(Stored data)
◆ ◆ ◆ ◆ ◆ ◆ ◆
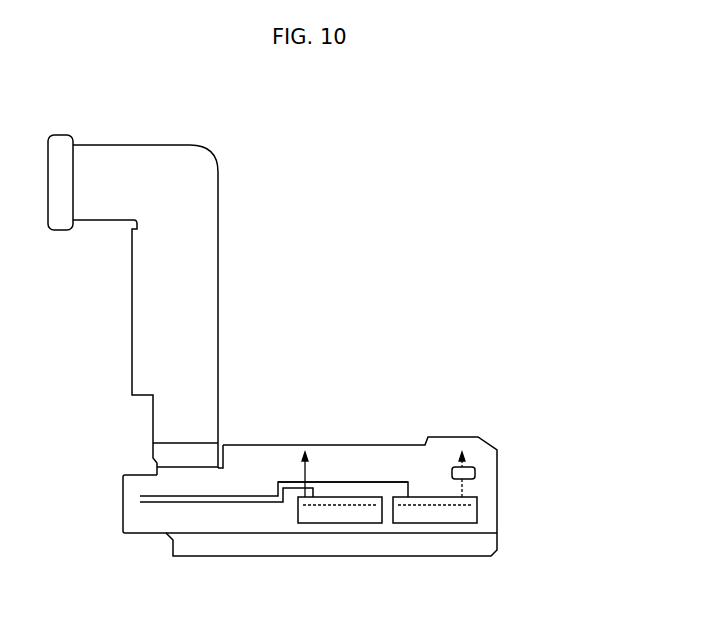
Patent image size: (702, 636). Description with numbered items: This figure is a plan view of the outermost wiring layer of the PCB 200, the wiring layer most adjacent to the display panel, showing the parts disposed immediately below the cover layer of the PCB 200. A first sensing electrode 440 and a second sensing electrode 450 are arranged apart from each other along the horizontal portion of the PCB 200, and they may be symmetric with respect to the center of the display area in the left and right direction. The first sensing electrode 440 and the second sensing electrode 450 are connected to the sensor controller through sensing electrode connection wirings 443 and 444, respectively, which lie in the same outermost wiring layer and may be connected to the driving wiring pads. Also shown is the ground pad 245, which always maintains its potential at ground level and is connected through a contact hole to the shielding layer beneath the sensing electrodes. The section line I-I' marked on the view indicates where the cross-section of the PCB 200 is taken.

The PCB 200 is at (312, 210).
The ground pad 245 is at (476, 472).
The first sensing electrode 440 is at (338, 512).
The sensing electrode connection wiring 443 is at (229, 504).
The sensing electrode connection wiring 444 is at (360, 482).
The second sensing electrode 450 is at (437, 512).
◆ ◆ ◆ ◆ ◆ ◆ ◆
Written task:
Copy every line of the records above word for word, leaving the picture out of your copy.

Reply to the exercise:
Patent image size: (702, 636). Description with numbered items: This figure is a plan view of the outermost wiring layer of the PCB 200, the wiring layer most adjacent to the display panel, showing the parts disposed immediately below the cover layer of the PCB 200. A first sensing electrode 440 and a second sensing electrode 450 are arranged apart from each other along the horizontal portion of the PCB 200, and they may be symmetric with respect to the center of the display area in the left and right direction. The first sensing electrode 440 and the second sensing electrode 450 are connected to the sensor controller through sensing electrode connection wirings 443 and 444, respectively, which lie in the same outermost wiring layer and may be connected to the driving wiring pads. Also shown is the ground pad 245, which always maintains its potential at ground level and is connected through a contact hole to the shielding layer beneath the sensing electrodes. The section line I-I' marked on the view indicates where the cross-section of the PCB 200 is taken.

The PCB 200 is at (312, 210).
The ground pad 245 is at (476, 472).
The first sensing electrode 440 is at (338, 512).
The sensing electrode connection wiring 443 is at (229, 504).
The sensing electrode connection wiring 444 is at (360, 482).
The second sensing electrode 450 is at (437, 512).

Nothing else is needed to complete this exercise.